▶ [PROBLEM REQUIREMENTS] Below are some records; repeat them all exactly, minus the pictures.

▶ [TASK INPUT]
-- Start --
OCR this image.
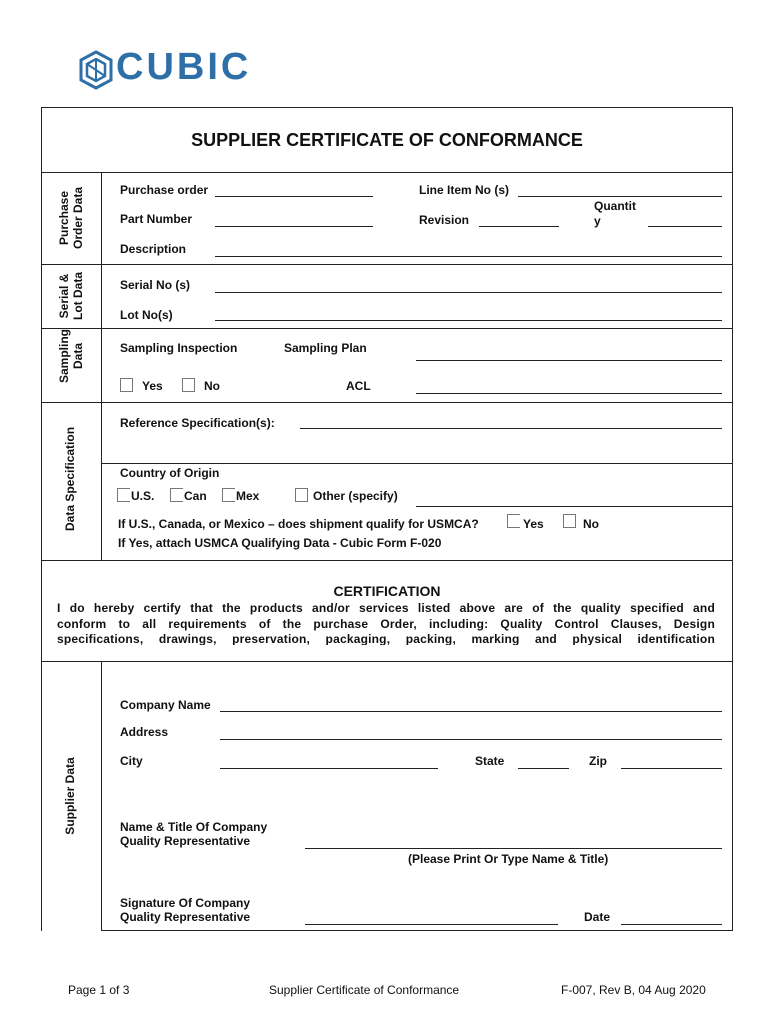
CUBIC
SUPPLIER CERTIFICATE OF CONFORMANCE
Purchase
Order Data
Serial &
Lot Data
Sampling
Data
Data Specification
Supplier Data
Purchase order	Line Item No (s)
Part Number	Revision
Quantit
y
Description
Serial No (s)
Lot No(s)
Sampling Inspection	Sampling Plan
Yes	No	ACL
Reference Specification(s):
Country of Origin
U.S. Can Mex	Other (specify)
If U.S., Canada, or Mexico – does shipment qualify for USMCA?	Yes	No
If Yes, attach USMCA Qualifying Data - Cubic Form F-020
CERTIFICATION
I do hereby certify that the products and/or services listed above are of the quality specified and
conform to all requirements of the purchase Order, including: Quality Control Clauses, Design
specifications, drawings, preservation, packaging, packing, marking and physical identification
Company Name
Address
City	State	Zip
Name & Title Of Company
Quality Representative
(Please Print Or Type Name & Title)
Signature Of Company
Quality Representative	Date
Page 1 of 3	Supplier Certificate of Conformance	F-007, Rev B, 04 Aug 2020
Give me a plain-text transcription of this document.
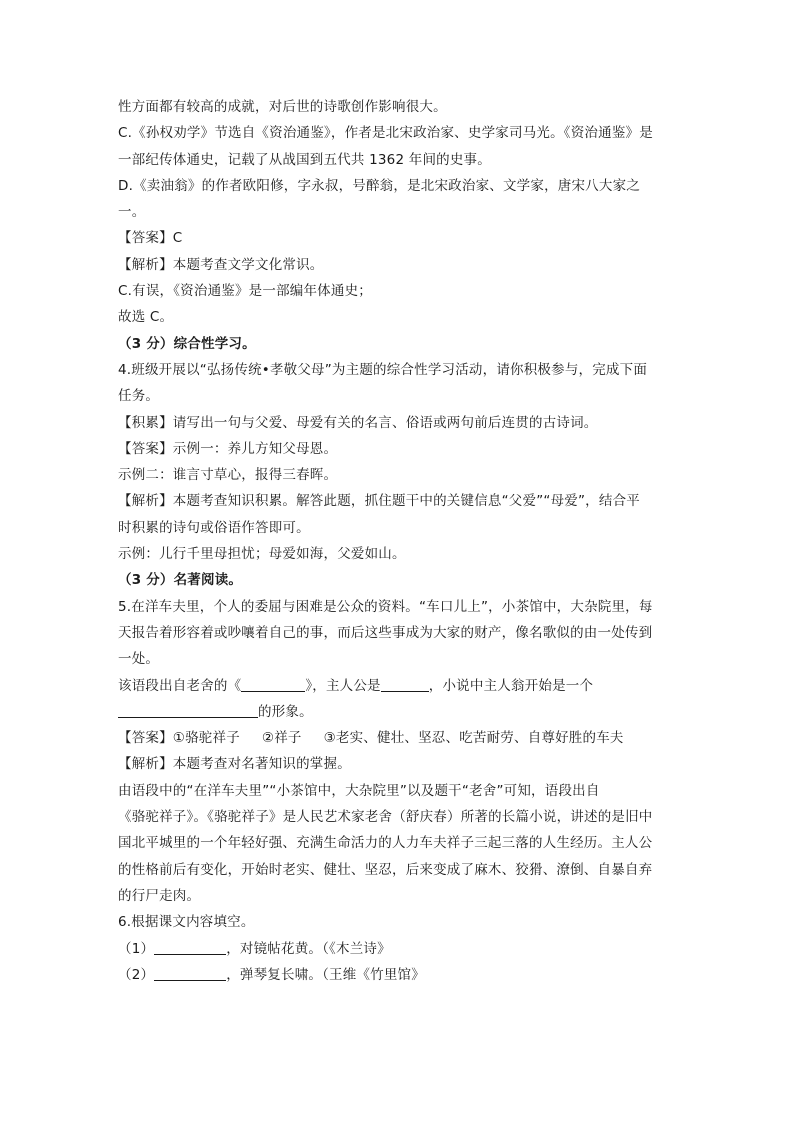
性方面都有较高的成就，对后世的诗歌创作影响很大。
C.《孙权劝学》节选自《资治通鉴》，作者是北宋政治家、史学家司马光。《资治通鉴》是
一部纪传体通史，记载了从战国到五代共 1362 年间的史事。
D.《卖油翁》的作者欧阳修，字永叔，号醉翁，是北宋政治家、文学家，唐宋八大家之
一。
【答案】C
【解析】本题考查文学文化常识。
C.有误，《资治通鉴》是一部编年体通史；
故选 C。
（3 分）综合性学习。
4.班级开展以“弘扬传统•孝敬父母”为主题的综合性学习活动，请你积极参与，完成下面
任务。
【积累】请写出一句与父爱、母爱有关的名言、俗语或两句前后连贯的古诗词。
【答案】示例一：养儿方知父母恩。
示例二：谁言寸草心，报得三春晖。
【解析】本题考查知识积累。解答此题，抓住题干中的关键信息“父爱”“母爱”，结合平
时积累的诗句或俗语作答即可。
示例：儿行千里母担忧；母爱如海，父爱如山。
（3 分）名著阅读。
5.在洋车夫里，个人的委屈与困难是公众的资料。“车口儿上”，小茶馆中，大杂院里，每
天报告着形容着或吵嚷着自己的事，而后这些事成为大家的财产，像名歌似的由一处传到
一处。
该语段出自老舍的《	》，主人公是	，小说中主人翁开始是一个
的形象。
【答案】①骆驼祥子 ②祥子 ③老实、健壮、坚忍、吃苦耐劳、自尊好胜的车夫
【解析】本题考查对名著知识的掌握。
由语段中的“在洋车夫里”“小茶馆中，大杂院里”以及题干“老舍”可知，语段出自
《骆驼祥子》。《骆驼祥子》是人民艺术家老舍（舒庆春）所著的长篇小说，讲述的是旧中
国北平城里的一个年轻好强、充满生命活力的人力车夫祥子三起三落的人生经历。主人公
的性格前后有变化，开始时老实、健壮、坚忍，后来变成了麻木、狡猾、潦倒、自暴自弃
的行尸走肉。
6.根据课文内容填空。
（1）	，对镜帖花黄。（《木兰诗》
（2）	，弹琴复长啸。（王维《竹里馆》
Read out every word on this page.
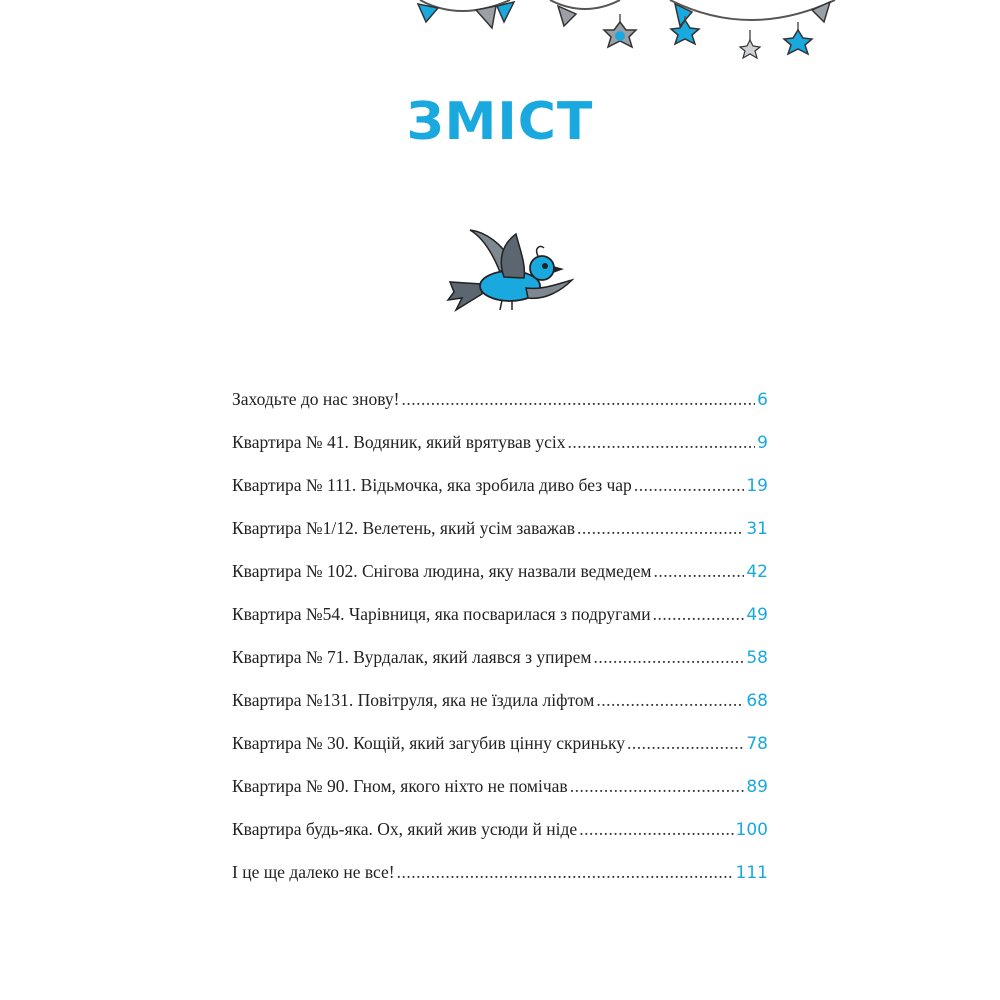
ЗМІСТ
Заходьте до нас знову! .....	6
Квартира № 41. Водяник, який врятував усіх .....	9
Квартира № 111. Відьмочка, яка зробила диво без чар .....	19
Квартира №1/12. Велетень, який усім заважав .....	31
Квартира № 102. Снігова людина, яку назвали ведмедем .....	42
Квартира №54. Чарівниця, яка посварилася з подругами .....	49
Квартира № 71. Вурдалак, який лаявся з упирем .....	58
Квартира №131. Повітруля, яка не їздила ліфтом .....	68
Квартира № 30. Кощій, який загубив цінну скриньку .....	78
Квартира № 90. Гном, якого ніхто не помічав .....	89
Квартира будь-яка. Ох, який жив усюди й ніде .....	100
І це ще далеко не все! .....	111
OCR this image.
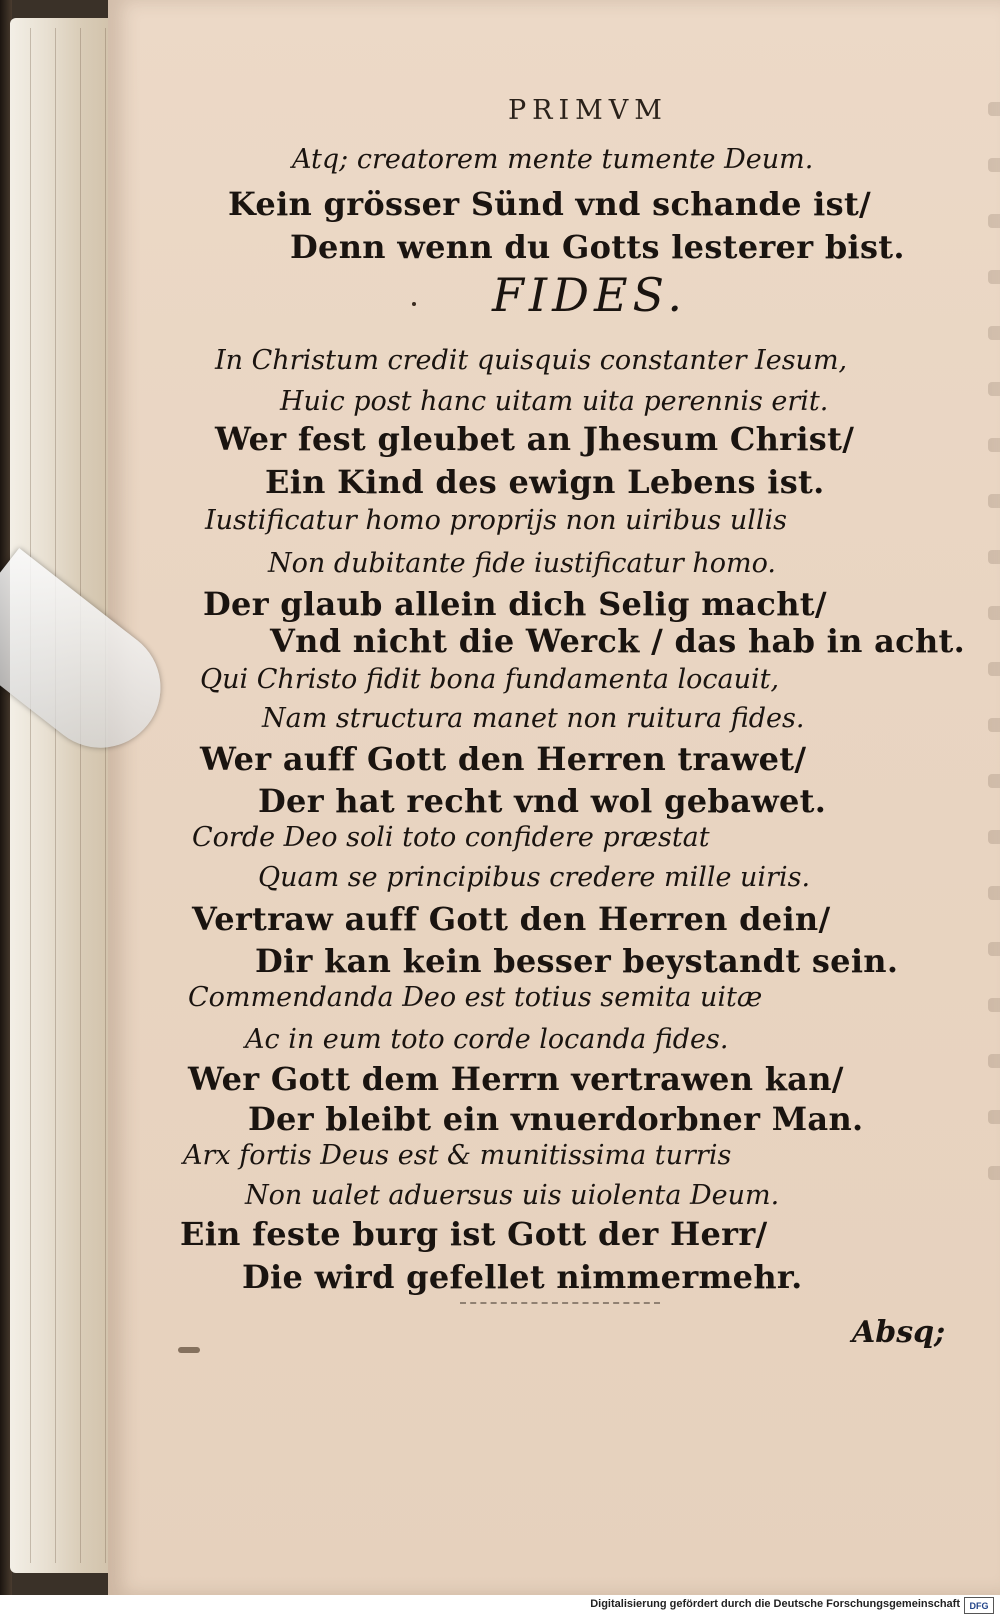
PRIMVM

Atq; creatorem mente tumente Deum.

Kein grösser Sünd vnd schande ist/

Denn wenn du Gotts lesterer bist.

FIDES.

In Christum credit quisquis constanter Iesum,

Huic post hanc uitam uita perennis erit.

Wer fest gleubet an Jhesum Christ/

Ein Kind des ewign Lebens ist.

Iustificatur homo proprijs non uiribus ullis

Non dubitante fide iustificatur homo.

Der glaub allein dich Selig macht/

Vnd nicht die Werck / das hab in acht.

Qui Christo fidit bona fundamenta locauit,

Nam structura manet non ruitura fides.

Wer auff Gott den Herren trawet/

Der hat recht vnd wol gebawet.

Corde Deo soli toto confidere præstat

Quam se principibus credere mille uiris.

Vertraw auff Gott den Herren dein/

Dir kan kein besser beystandt sein.

Commendanda Deo est totius semita uitæ

Ac in eum toto corde locanda fides.

Wer Gott dem Herrn vertrawen kan/

Der bleibt ein vnuerdorbner Man.

Arx fortis Deus est & munitissima turris

Non ualet aduersus uis uiolenta Deum.

Ein feste burg ist Gott der Herr/

Die wird gefellet nimmermehr.

Absq;

Digitalisierung gefördert durch die Deutsche Forschungsgemeinschaft	DFG
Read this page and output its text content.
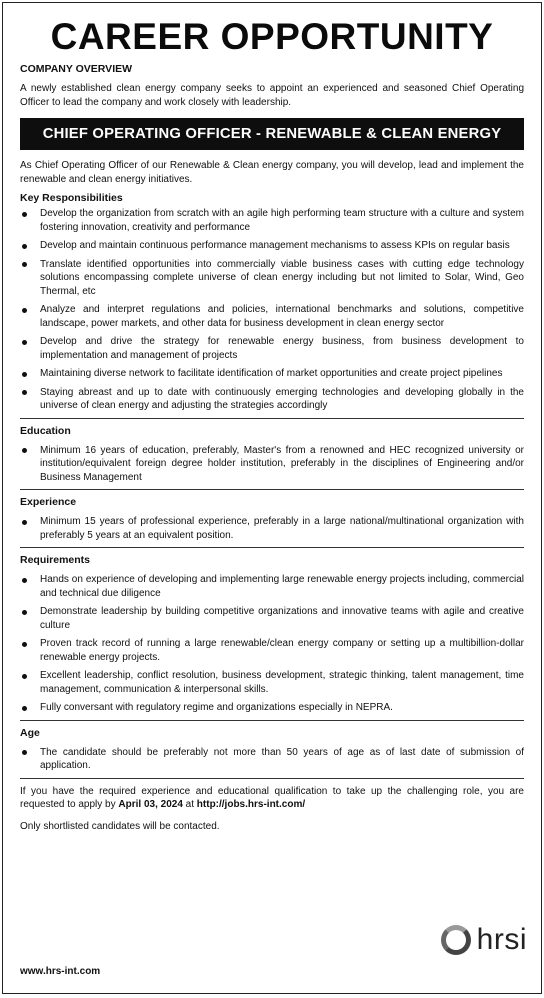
CAREER OPPORTUNITY
COMPANY OVERVIEW

A newly established clean energy company seeks to appoint an experienced and seasoned Chief Operating Officer to lead the company and work closely with leadership.

CHIEF OPERATING OFFICER - RENEWABLE & CLEAN ENERGY

As Chief Operating Officer of our Renewable & Clean energy company, you will develop, lead and implement the renewable and clean energy initiatives.

Key Responsibilities
Develop the organization from scratch with an agile high performing team structure with a culture and system fostering innovation, creativity and performance
Develop and maintain continuous performance management mechanisms to assess KPIs on regular basis
Translate identified opportunities into commercially viable business cases with cutting edge technology solutions encompassing complete universe of clean energy including but not limited to Solar, Wind, Geo Thermal, etc
Analyze and interpret regulations and policies, international benchmarks and solutions, competitive landscape, power markets, and other data for business development in clean energy sector
Develop and drive the strategy for renewable energy business, from business development to implementation and management of projects
Maintaining diverse network to facilitate identification of market opportunities and create project pipelines
Staying abreast and up to date with continuously emerging technologies and developing globally in the universe of clean energy and adjusting the strategies accordingly
Education
Minimum 16 years of education, preferably, Master's from a renowned and HEC recognized university or institution/equivalent foreign degree holder institution, preferably in the disciplines of Engineering and/or Business Management
Experience
Minimum 15 years of professional experience, preferably in a large national/multinational organization with preferably 5 years at an equivalent position.
Requirements
Hands on experience of developing and implementing large renewable energy projects including, commercial and technical due diligence
Demonstrate leadership by building competitive organizations and innovative teams with agile and creative culture
Proven track record of running a large renewable/clean energy company or setting up a multibillion-dollar renewable energy projects.
Excellent leadership, conflict resolution, business development, strategic thinking, talent management, time management, communication & interpersonal skills.
Fully conversant with regulatory regime and organizations especially in NEPRA.
Age
The candidate should be preferably not more than 50 years of age as of last date of submission of application.

If you have the required experience and educational qualification to take up the challenging role, you are requested to apply by April 03, 2024 at http://jobs.hrs-int.com/

Only shortlisted candidates will be contacted.

hrsi
www.hrs-int.com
-- End --
▶ [FULL OUTPUT]
OCR this image.
CUBIC
SUPPLIER CERTIFICATE OF CONFORMANCE
Purchase
Order Data
Serial &
Lot Data
Sampling
Data
Data Specification
Supplier Data
Purchase order	Line Item No (s)
Part Number	Revision
Quantit
y
Description
Serial No (s)
Lot No(s)
Sampling Inspection	Sampling Plan
Yes	No	ACL
Reference Specification(s):
Country of Origin
U.S. Can Mex	Other (specify)
If U.S., Canada, or Mexico – does shipment qualify for USMCA?	Yes	No
If Yes, attach USMCA Qualifying Data - Cubic Form F-020
CERTIFICATION
I do hereby certify that the products and/or services listed above are of the quality specified and
conform to all requirements of the purchase Order, including: Quality Control Clauses, Design
specifications, drawings, preservation, packaging, packing, marking and physical identification
Company Name
Address
City	State	Zip
Name & Title Of Company
Quality Representative
(Please Print Or Type Name & Title)
Signature Of Company
Quality Representative	Date
Page 1 of 3	Supplier Certificate of Conformance	F-007, Rev B, 04 Aug 2020
Give me a plain-text transcription of this document.
性方面都有较高的成就，对后世的诗歌创作影响很大。
C.《孙权劝学》节选自《资治通鉴》，作者是北宋政治家、史学家司马光。《资治通鉴》是
一部纪传体通史，记载了从战国到五代共 1362 年间的史事。
D.《卖油翁》的作者欧阳修，字永叔，号醉翁，是北宋政治家、文学家，唐宋八大家之
一。
【答案】C
【解析】本题考查文学文化常识。
C.有误，《资治通鉴》是一部编年体通史；
故选 C。
（3 分）综合性学习。
4.班级开展以“弘扬传统•孝敬父母”为主题的综合性学习活动，请你积极参与，完成下面
任务。
【积累】请写出一句与父爱、母爱有关的名言、俗语或两句前后连贯的古诗词。
【答案】示例一：养儿方知父母恩。
示例二：谁言寸草心，报得三春晖。
【解析】本题考查知识积累。解答此题，抓住题干中的关键信息“父爱”“母爱”，结合平
时积累的诗句或俗语作答即可。
示例：儿行千里母担忧；母爱如海，父爱如山。
（3 分）名著阅读。
5.在洋车夫里，个人的委屈与困难是公众的资料。“车口儿上”，小茶馆中，大杂院里，每
天报告着形容着或吵嚷着自己的事，而后这些事成为大家的财产，像名歌似的由一处传到
一处。
该语段出自老舍的《	》，主人公是	，小说中主人翁开始是一个
的形象。
【答案】①骆驼祥子 ②祥子 ③老实、健壮、坚忍、吃苦耐劳、自尊好胜的车夫
【解析】本题考查对名著知识的掌握。
由语段中的“在洋车夫里”“小茶馆中，大杂院里”以及题干“老舍”可知，语段出自
《骆驼祥子》。《骆驼祥子》是人民艺术家老舍（舒庆春）所著的长篇小说，讲述的是旧中
国北平城里的一个年轻好强、充满生命活力的人力车夫祥子三起三落的人生经历。主人公
的性格前后有变化，开始时老实、健壮、坚忍，后来变成了麻木、狡猾、潦倒、自暴自弃
的行尸走肉。
6.根据课文内容填空。
（1）	，对镜帖花黄。（《木兰诗》
（2）	，弹琴复长啸。（王维《竹里馆》
Read out every word on this page.
ЗМІСТ
Заходьте до нас знову! .....	6
Квартира № 41. Водяник, який врятував усіх .....	9
Квартира № 111. Відьмочка, яка зробила диво без чар .....	19
Квартира №1/12. Велетень, який усім заважав .....	31
Квартира № 102. Снігова людина, яку назвали ведмедем .....	42
Квартира №54. Чарівниця, яка посварилася з подругами .....	49
Квартира № 71. Вурдалак, який лаявся з упирем .....	58
Квартира №131. Повітруля, яка не їздила ліфтом .....	68
Квартира № 30. Кощій, який загубив цінну скриньку .....	78
Квартира № 90. Гном, якого ніхто не помічав .....	89
Квартира будь-яка. Ох, який жив усюди й ніде .....	100
І це ще далеко не все! .....	111
OCR this image.
PRIMVM

Atq; creatorem mente tumente Deum.

Kein grösser Sünd vnd schande ist/

Denn wenn du Gotts lesterer bist.

FIDES.

In Christum credit quisquis constanter Iesum,

Huic post hanc uitam uita perennis erit.

Wer fest gleubet an Jhesum Christ/

Ein Kind des ewign Lebens ist.

Iustificatur homo proprijs non uiribus ullis

Non dubitante fide iustificatur homo.

Der glaub allein dich Selig macht/

Vnd nicht die Werck / das hab in acht.

Qui Christo fidit bona fundamenta locauit,

Nam structura manet non ruitura fides.

Wer auff Gott den Herren trawet/

Der hat recht vnd wol gebawet.

Corde Deo soli toto confidere præstat

Quam se principibus credere mille uiris.

Vertraw auff Gott den Herren dein/

Dir kan kein besser beystandt sein.

Commendanda Deo est totius semita uitæ

Ac in eum toto corde locanda fides.

Wer Gott dem Herrn vertrawen kan/

Der bleibt ein vnuerdorbner Man.

Arx fortis Deus est & munitissima turris

Non ualet aduersus uis uiolenta Deum.

Ein feste burg ist Gott der Herr/

Die wird gefellet nimmermehr.

Absq;

Digitalisierung gefördert durch die Deutsche Forschungsgemeinschaft	DFG
Read this page and output its text content.
CAREER OPPORTUNITY
COMPANY OVERVIEW

A newly established clean energy company seeks to appoint an experienced and seasoned Chief Operating Officer to lead the company and work closely with leadership.

CHIEF OPERATING OFFICER - RENEWABLE & CLEAN ENERGY

As Chief Operating Officer of our Renewable & Clean energy company, you will develop, lead and implement the renewable and clean energy initiatives.

Key Responsibilities
Develop the organization from scratch with an agile high performing team structure with a culture and system fostering innovation, creativity and performance
Develop and maintain continuous performance management mechanisms to assess KPIs on regular basis
Translate identified opportunities into commercially viable business cases with cutting edge technology solutions encompassing complete universe of clean energy including but not limited to Solar, Wind, Geo Thermal, etc
Analyze and interpret regulations and policies, international benchmarks and solutions, competitive landscape, power markets, and other data for business development in clean energy sector
Develop and drive the strategy for renewable energy business, from business development to implementation and management of projects
Maintaining diverse network to facilitate identification of market opportunities and create project pipelines
Staying abreast and up to date with continuously emerging technologies and developing globally in the universe of clean energy and adjusting the strategies accordingly
Education
Minimum 16 years of education, preferably, Master's from a renowned and HEC recognized university or institution/equivalent foreign degree holder institution, preferably in the disciplines of Engineering and/or Business Management
Experience
Minimum 15 years of professional experience, preferably in a large national/multinational organization with preferably 5 years at an equivalent position.
Requirements
Hands on experience of developing and implementing large renewable energy projects including, commercial and technical due diligence
Demonstrate leadership by building competitive organizations and innovative teams with agile and creative culture
Proven track record of running a large renewable/clean energy company or setting up a multibillion-dollar renewable energy projects.
Excellent leadership, conflict resolution, business development, strategic thinking, talent management, time management, communication & interpersonal skills.
Fully conversant with regulatory regime and organizations especially in NEPRA.
Age
The candidate should be preferably not more than 50 years of age as of last date of submission of application.

If you have the required experience and educational qualification to take up the challenging role, you are requested to apply by April 03, 2024 at http://jobs.hrs-int.com/

Only shortlisted candidates will be contacted.

hrsi
www.hrs-int.com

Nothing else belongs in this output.